[Begin Provided records]

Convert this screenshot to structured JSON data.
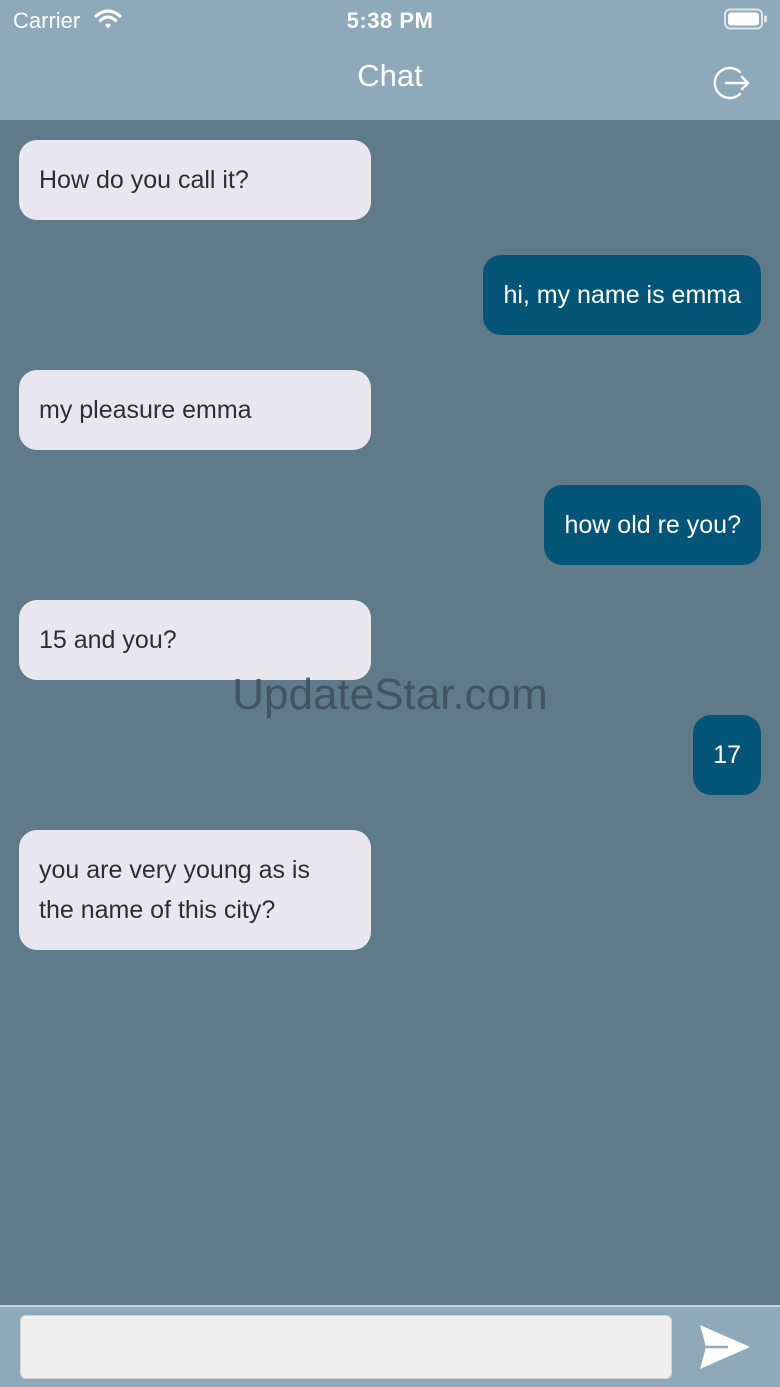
{
  "status_bar": {
    "carrier": "Carrier",
    "time": "5:38 PM",
    "wifi_icon": "wifi-icon",
    "battery_icon": "battery-full-icon"
  },
  "header": {
    "title": "Chat",
    "logout_icon": "logout-icon"
  },
  "messages": [
    {
      "sender": "other",
      "text": "How do you call it?"
    },
    {
      "sender": "me",
      "text": "hi, my name is emma"
    },
    {
      "sender": "other",
      "text": "my pleasure emma"
    },
    {
      "sender": "me",
      "text": "how old re you?"
    },
    {
      "sender": "other",
      "text": "15 and you?"
    },
    {
      "sender": "me",
      "text": "17"
    },
    {
      "sender": "other",
      "text": "you are very young as is the name of this city?"
    }
  ],
  "watermark": "UpdateStar.com",
  "composer": {
    "value": "",
    "placeholder": "",
    "send_icon": "send-icon"
  },
  "colors": {
    "header_bg": "#8eaaba",
    "chat_bg": "#5f7b89",
    "incoming_bubble": "#e8e7ee",
    "outgoing_bubble": "#045577"
  }
}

[End Provided records]

→ **Challenge**
Reproduce each record from above exactly; pictures do not belong in the copy.

→ **Solution to the exercise**
Convert this screenshot to structured JSON data.
{
  "status_bar": {
    "carrier": "Carrier",
    "time": "5:38 PM",
    "wifi_icon": "wifi-icon",
    "battery_icon": "battery-full-icon"
  },
  "header": {
    "title": "Chat",
    "logout_icon": "logout-icon"
  },
  "messages": [
    {
      "sender": "other",
      "text": "How do you call it?"
    },
    {
      "sender": "me",
      "text": "hi, my name is emma"
    },
    {
      "sender": "other",
      "text": "my pleasure emma"
    },
    {
      "sender": "me",
      "text": "how old re you?"
    },
    {
      "sender": "other",
      "text": "15 and you?"
    },
    {
      "sender": "me",
      "text": "17"
    },
    {
      "sender": "other",
      "text": "you are very young as is the name of this city?"
    }
  ],
  "watermark": "UpdateStar.com",
  "composer": {
    "value": "",
    "placeholder": "",
    "send_icon": "send-icon"
  },
  "colors": {
    "header_bg": "#8eaaba",
    "chat_bg": "#5f7b89",
    "incoming_bubble": "#e8e7ee",
    "outgoing_bubble": "#045577"
  }
}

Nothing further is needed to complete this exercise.